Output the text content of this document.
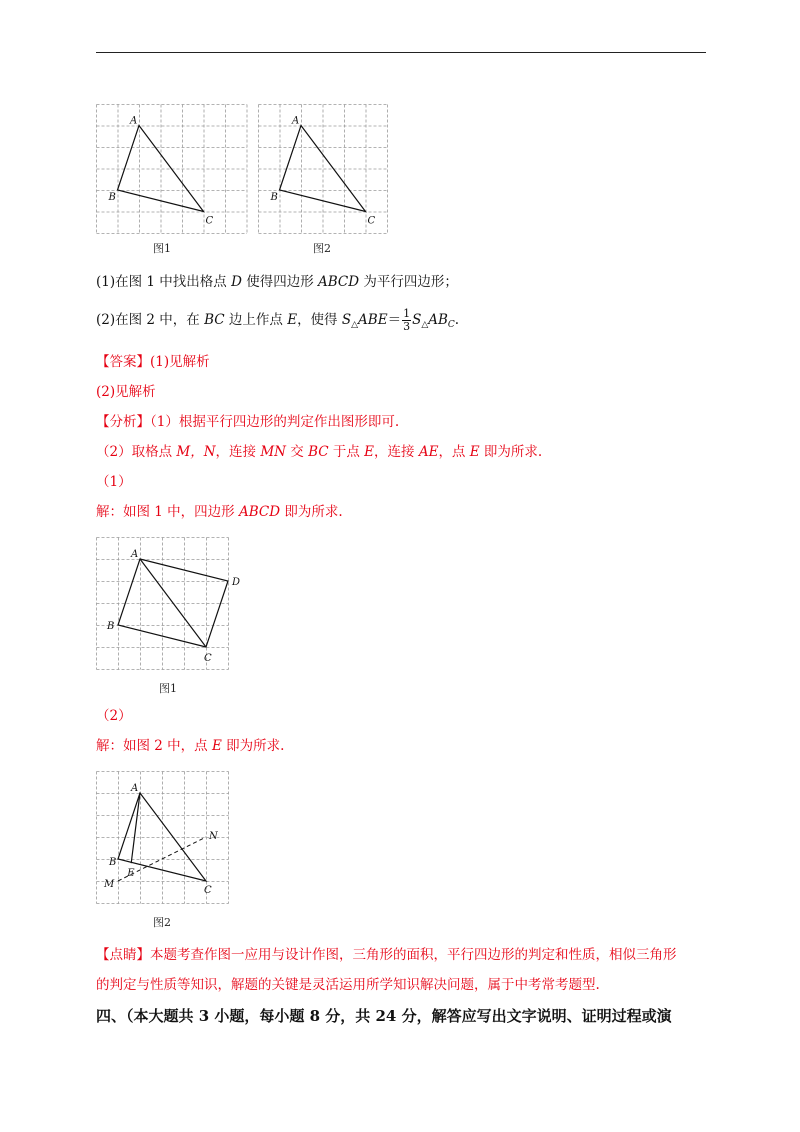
A
B
C
图1
A
B
C
图2
(1)在图 1 中找出格点 D 使得四边形 ABCD 为平行四边形；
(2)在图 2 中，在 BC 边上作点 E，使得 $S_\triangle ABE= \frac{1}{3} S_\triangle AB_C$.
【答案】(1)见解析
(2)见解析
【分析】（1）根据平行四边形的判定作出图形即可.
（2）取格点 M，N，连接 MN 交 BC 于点 E，连接 AE，点 E 即为所求.
（1）
解：如图 1 中，四边形 ABCD 即为所求.
A
B
C
D
图1
（2）
解：如图 2 中，点 E 即为所求.
A
B
C
E
M
N
图2
【点睛】本题考查作图一应用与设计作图，三角形的面积，平行四边形的判定和性质，相似三角形
的判定与性质等知识，解题的关键是灵活运用所学知识解决问题，属于中考常考题型.
四、（本大题共 3 小题，每小题 8 分，共 24 分，解答应写出文字说明、证明过程或演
^^^^
Required task.
Make an exact copy of the data above, pictures excluded.

Complete answer.
Output the text content of this document.
A
B
C
图1
A
B
C
图2
(1)在图 1 中找出格点 D 使得四边形 ABCD 为平行四边形；
(2)在图 2 中，在 BC 边上作点 E，使得 $S_\triangle ABE= \frac{1}{3} S_\triangle AB_C$.
【答案】(1)见解析
(2)见解析
【分析】（1）根据平行四边形的判定作出图形即可.
（2）取格点 M，N，连接 MN 交 BC 于点 E，连接 AE，点 E 即为所求.
（1）
解：如图 1 中，四边形 ABCD 即为所求.
A
B
C
D
图1
（2）
解：如图 2 中，点 E 即为所求.
A
B
C
E
M
N
图2
【点睛】本题考查作图一应用与设计作图，三角形的面积，平行四边形的判定和性质，相似三角形
的判定与性质等知识，解题的关键是灵活运用所学知识解决问题，属于中考常考题型.
四、（本大题共 3 小题，每小题 8 分，共 24 分，解答应写出文字说明、证明过程或演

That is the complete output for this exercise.